● Rows

------------------------------

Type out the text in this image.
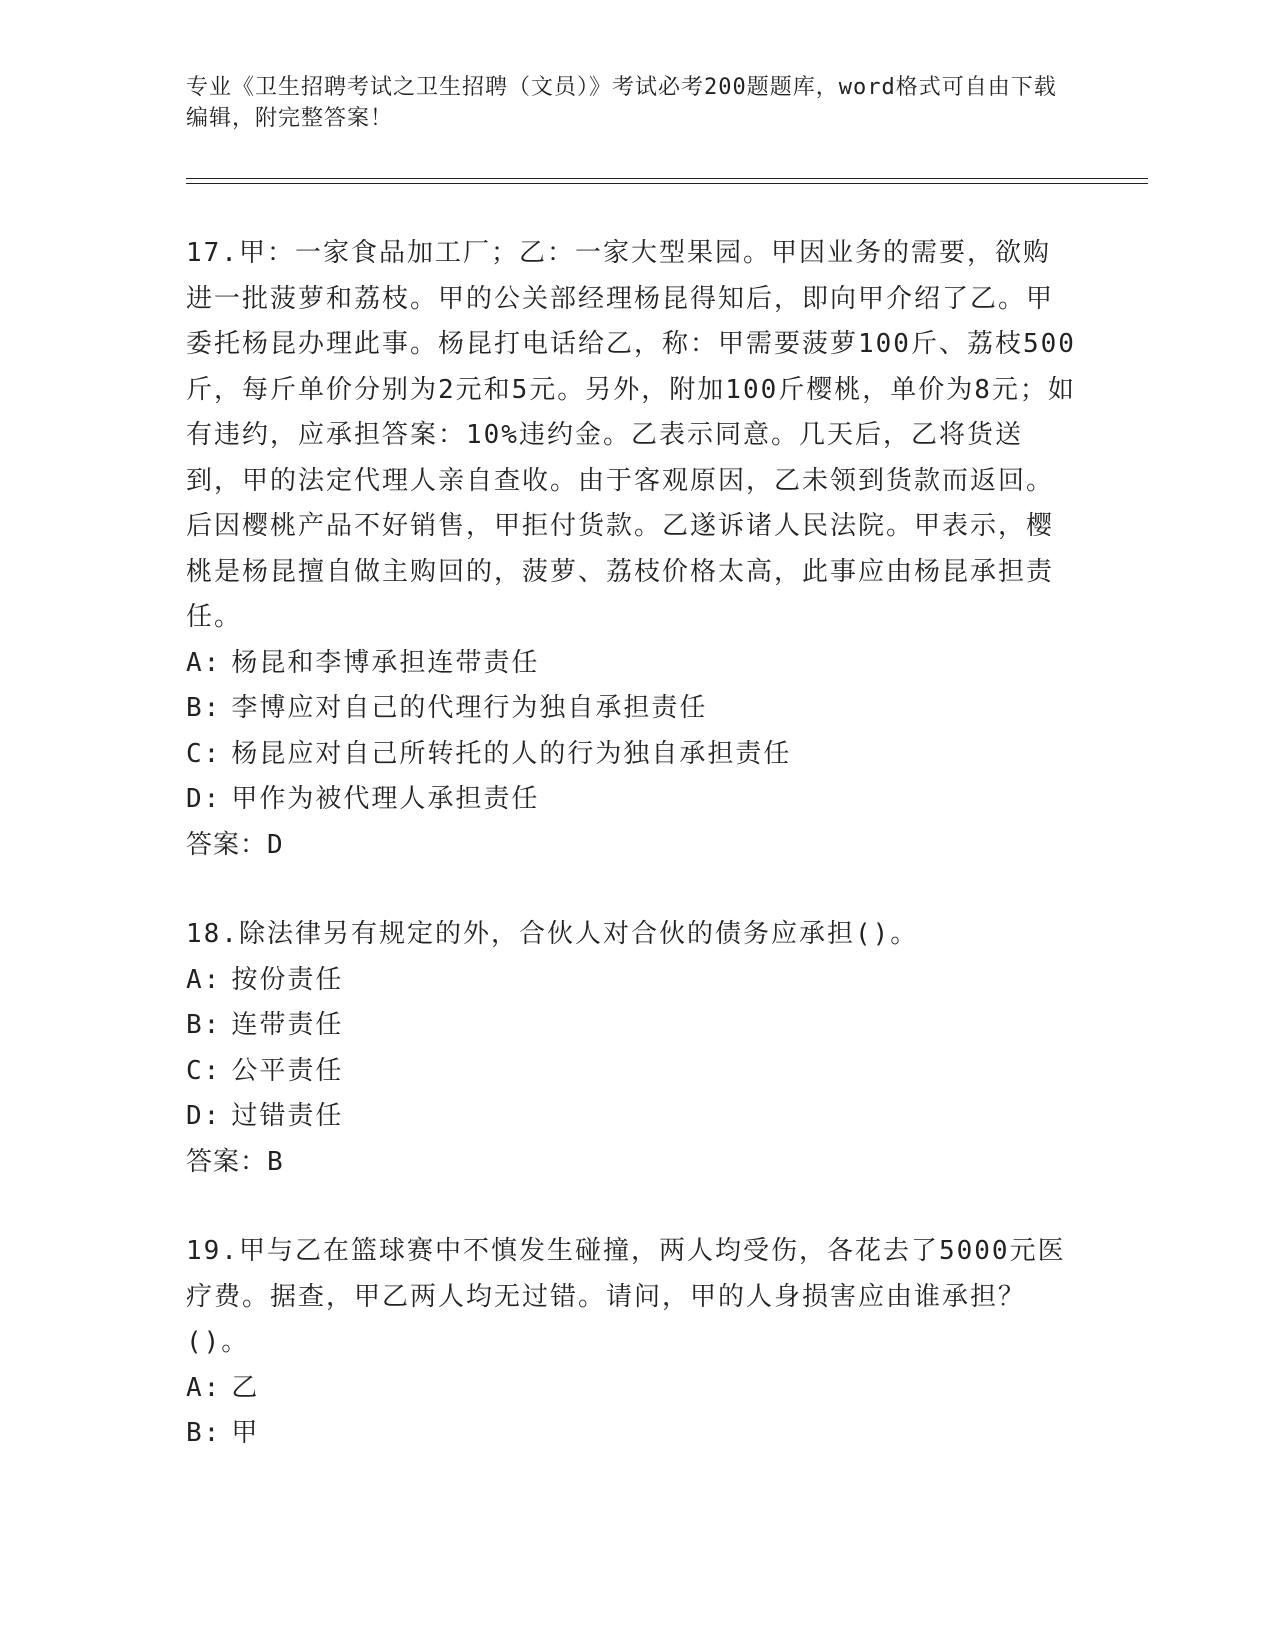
专业《卫生招聘考试之卫生招聘（文员）》考试必考200题题库，word格式可自由下载编辑，附完整答案！

17.甲：一家食品加工厂；乙：一家大型果园。甲因业务的需要，欲购进一批菠萝和荔枝。甲的公关部经理杨昆得知后，即向甲介绍了乙。甲委托杨昆办理此事。杨昆打电话给乙，称：甲需要菠萝100斤、荔枝500斤，每斤单价分别为2元和5元。另外，附加100斤樱桃，单价为8元；如有违约，应承担答案：10%违约金。乙表示同意。几天后，乙将货送到，甲的法定代理人亲自查收。由于客观原因，乙未领到货款而返回。后因樱桃产品不好销售，甲拒付货款。乙遂诉诸人民法院。甲表示，樱桃是杨昆擅自做主购回的，菠萝、荔枝价格太高，此事应由杨昆承担责任。

A: 杨昆和李博承担连带责任

B: 李博应对自己的代理行为独自承担责任

C: 杨昆应对自己所转托的人的行为独自承担责任

D: 甲作为被代理人承担责任

答案：D

18.除法律另有规定的外，合伙人对合伙的债务应承担()。

A: 按份责任

B: 连带责任

C: 公平责任

D: 过错责任

答案：B

19.甲与乙在篮球赛中不慎发生碰撞，两人均受伤，各花去了5000元医疗费。据查，甲乙两人均无过错。请问，甲的人身损害应由谁承担？()。

A: 乙

B: 甲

------------------------------

● Goal
Copy everything in the records above except the pictures, exactly as written.

● Exercise response
Type out the text in this image.
专业《卫生招聘考试之卫生招聘（文员）》考试必考200题题库，word格式可自由下载编辑，附完整答案！

17.甲：一家食品加工厂；乙：一家大型果园。甲因业务的需要，欲购进一批菠萝和荔枝。甲的公关部经理杨昆得知后，即向甲介绍了乙。甲委托杨昆办理此事。杨昆打电话给乙，称：甲需要菠萝100斤、荔枝500斤，每斤单价分别为2元和5元。另外，附加100斤樱桃，单价为8元；如有违约，应承担答案：10%违约金。乙表示同意。几天后，乙将货送到，甲的法定代理人亲自查收。由于客观原因，乙未领到货款而返回。后因樱桃产品不好销售，甲拒付货款。乙遂诉诸人民法院。甲表示，樱桃是杨昆擅自做主购回的，菠萝、荔枝价格太高，此事应由杨昆承担责任。

A: 杨昆和李博承担连带责任

B: 李博应对自己的代理行为独自承担责任

C: 杨昆应对自己所转托的人的行为独自承担责任

D: 甲作为被代理人承担责任

答案：D

18.除法律另有规定的外，合伙人对合伙的债务应承担()。

A: 按份责任

B: 连带责任

C: 公平责任

D: 过错责任

答案：B

19.甲与乙在篮球赛中不慎发生碰撞，两人均受伤，各花去了5000元医疗费。据查，甲乙两人均无过错。请问，甲的人身损害应由谁承担？()。

A: 乙

B: 甲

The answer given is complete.